▸ **Your instructions**: Every entry must be echoed exactly.

▸ **Exercise input**:
· · · · · · ·

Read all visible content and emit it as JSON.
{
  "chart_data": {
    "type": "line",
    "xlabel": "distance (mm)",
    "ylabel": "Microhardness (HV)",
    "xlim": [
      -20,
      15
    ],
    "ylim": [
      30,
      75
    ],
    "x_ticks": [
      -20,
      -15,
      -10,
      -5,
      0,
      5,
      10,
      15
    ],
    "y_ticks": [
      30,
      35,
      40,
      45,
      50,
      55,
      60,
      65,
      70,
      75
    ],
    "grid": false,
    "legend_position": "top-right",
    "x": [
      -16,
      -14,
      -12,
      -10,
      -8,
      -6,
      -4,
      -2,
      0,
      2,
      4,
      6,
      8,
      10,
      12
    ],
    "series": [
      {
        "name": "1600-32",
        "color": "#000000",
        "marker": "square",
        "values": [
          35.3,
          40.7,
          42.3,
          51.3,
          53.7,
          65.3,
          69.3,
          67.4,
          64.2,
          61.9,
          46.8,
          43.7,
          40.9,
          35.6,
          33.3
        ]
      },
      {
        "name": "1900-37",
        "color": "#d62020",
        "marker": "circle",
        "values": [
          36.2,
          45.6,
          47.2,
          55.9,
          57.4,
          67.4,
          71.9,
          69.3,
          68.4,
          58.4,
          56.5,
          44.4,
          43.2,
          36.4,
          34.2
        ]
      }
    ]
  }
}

· · · · · · ·

▸ **Result of this task**:
Read all visible content and emit it as JSON.
{
  "chart_data": {
    "type": "line",
    "xlabel": "distance (mm)",
    "ylabel": "Microhardness (HV)",
    "xlim": [
      -20,
      15
    ],
    "ylim": [
      30,
      75
    ],
    "x_ticks": [
      -20,
      -15,
      -10,
      -5,
      0,
      5,
      10,
      15
    ],
    "y_ticks": [
      30,
      35,
      40,
      45,
      50,
      55,
      60,
      65,
      70,
      75
    ],
    "grid": false,
    "legend_position": "top-right",
    "x": [
      -16,
      -14,
      -12,
      -10,
      -8,
      -6,
      -4,
      -2,
      0,
      2,
      4,
      6,
      8,
      10,
      12
    ],
    "series": [
      {
        "name": "1600-32",
        "color": "#000000",
        "marker": "square",
        "values": [
          35.3,
          40.7,
          42.3,
          51.3,
          53.7,
          65.3,
          69.3,
          67.4,
          64.2,
          61.9,
          46.8,
          43.7,
          40.9,
          35.6,
          33.3
        ]
      },
      {
        "name": "1900-37",
        "color": "#d62020",
        "marker": "circle",
        "values": [
          36.2,
          45.6,
          47.2,
          55.9,
          57.4,
          67.4,
          71.9,
          69.3,
          68.4,
          58.4,
          56.5,
          44.4,
          43.2,
          36.4,
          34.2
        ]
      }
    ]
  }
}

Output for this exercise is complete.